Records from a data collection
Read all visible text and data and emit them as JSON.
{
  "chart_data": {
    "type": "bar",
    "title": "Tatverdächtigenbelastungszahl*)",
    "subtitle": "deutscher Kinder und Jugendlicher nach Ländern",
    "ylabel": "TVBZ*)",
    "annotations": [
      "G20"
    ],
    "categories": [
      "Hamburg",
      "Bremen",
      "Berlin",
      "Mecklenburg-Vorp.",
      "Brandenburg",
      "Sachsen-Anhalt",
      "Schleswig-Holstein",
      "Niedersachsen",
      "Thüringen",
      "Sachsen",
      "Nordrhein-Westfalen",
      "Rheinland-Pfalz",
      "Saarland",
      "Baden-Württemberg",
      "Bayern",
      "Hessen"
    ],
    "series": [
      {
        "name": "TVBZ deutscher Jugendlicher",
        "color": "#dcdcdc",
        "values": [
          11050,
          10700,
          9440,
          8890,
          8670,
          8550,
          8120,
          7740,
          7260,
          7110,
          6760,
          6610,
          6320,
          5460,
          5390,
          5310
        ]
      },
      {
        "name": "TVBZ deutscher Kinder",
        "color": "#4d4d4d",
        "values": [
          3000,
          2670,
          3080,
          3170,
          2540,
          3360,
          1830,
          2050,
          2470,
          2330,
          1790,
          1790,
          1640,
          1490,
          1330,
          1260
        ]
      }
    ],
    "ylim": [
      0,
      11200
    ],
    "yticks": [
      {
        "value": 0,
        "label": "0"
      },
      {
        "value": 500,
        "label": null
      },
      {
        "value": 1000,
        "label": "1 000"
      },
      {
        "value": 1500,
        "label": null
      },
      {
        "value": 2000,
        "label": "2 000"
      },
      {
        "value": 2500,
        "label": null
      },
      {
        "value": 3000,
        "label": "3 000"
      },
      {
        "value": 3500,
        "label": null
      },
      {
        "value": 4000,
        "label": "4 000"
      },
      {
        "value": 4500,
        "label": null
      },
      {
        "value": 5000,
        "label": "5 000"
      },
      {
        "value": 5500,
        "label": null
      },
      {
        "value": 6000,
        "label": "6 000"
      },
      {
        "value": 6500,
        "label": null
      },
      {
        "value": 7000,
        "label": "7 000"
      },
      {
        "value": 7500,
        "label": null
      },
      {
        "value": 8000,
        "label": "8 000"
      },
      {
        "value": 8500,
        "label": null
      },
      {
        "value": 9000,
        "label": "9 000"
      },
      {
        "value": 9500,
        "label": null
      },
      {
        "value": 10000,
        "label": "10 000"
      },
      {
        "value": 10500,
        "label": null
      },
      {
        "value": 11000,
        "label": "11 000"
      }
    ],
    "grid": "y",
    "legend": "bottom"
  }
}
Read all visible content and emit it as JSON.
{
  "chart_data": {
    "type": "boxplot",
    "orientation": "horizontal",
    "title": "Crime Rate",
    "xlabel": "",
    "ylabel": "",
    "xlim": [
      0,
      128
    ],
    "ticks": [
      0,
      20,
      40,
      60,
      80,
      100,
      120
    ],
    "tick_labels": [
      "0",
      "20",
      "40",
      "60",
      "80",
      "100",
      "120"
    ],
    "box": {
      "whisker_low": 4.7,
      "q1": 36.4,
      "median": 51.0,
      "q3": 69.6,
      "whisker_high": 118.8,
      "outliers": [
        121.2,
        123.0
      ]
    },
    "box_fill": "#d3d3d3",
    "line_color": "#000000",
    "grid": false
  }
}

PROBLEM DETAILS | Every line from the one containing "Read all visible content and emit it as JSON." through the last line of the entries must be written out verbatim, and no other line.

WRITTEN ANSWER |
Read all visible content and emit it as JSON.
{
  "chart_data": {
    "type": "boxplot",
    "orientation": "horizontal",
    "title": "Crime Rate",
    "xlabel": "",
    "ylabel": "",
    "xlim": [
      0,
      128
    ],
    "ticks": [
      0,
      20,
      40,
      60,
      80,
      100,
      120
    ],
    "tick_labels": [
      "0",
      "20",
      "40",
      "60",
      "80",
      "100",
      "120"
    ],
    "box": {
      "whisker_low": 4.7,
      "q1": 36.4,
      "median": 51.0,
      "q3": 69.6,
      "whisker_high": 118.8,
      "outliers": [
        121.2,
        123.0
      ]
    },
    "box_fill": "#d3d3d3",
    "line_color": "#000000",
    "grid": false
  }
}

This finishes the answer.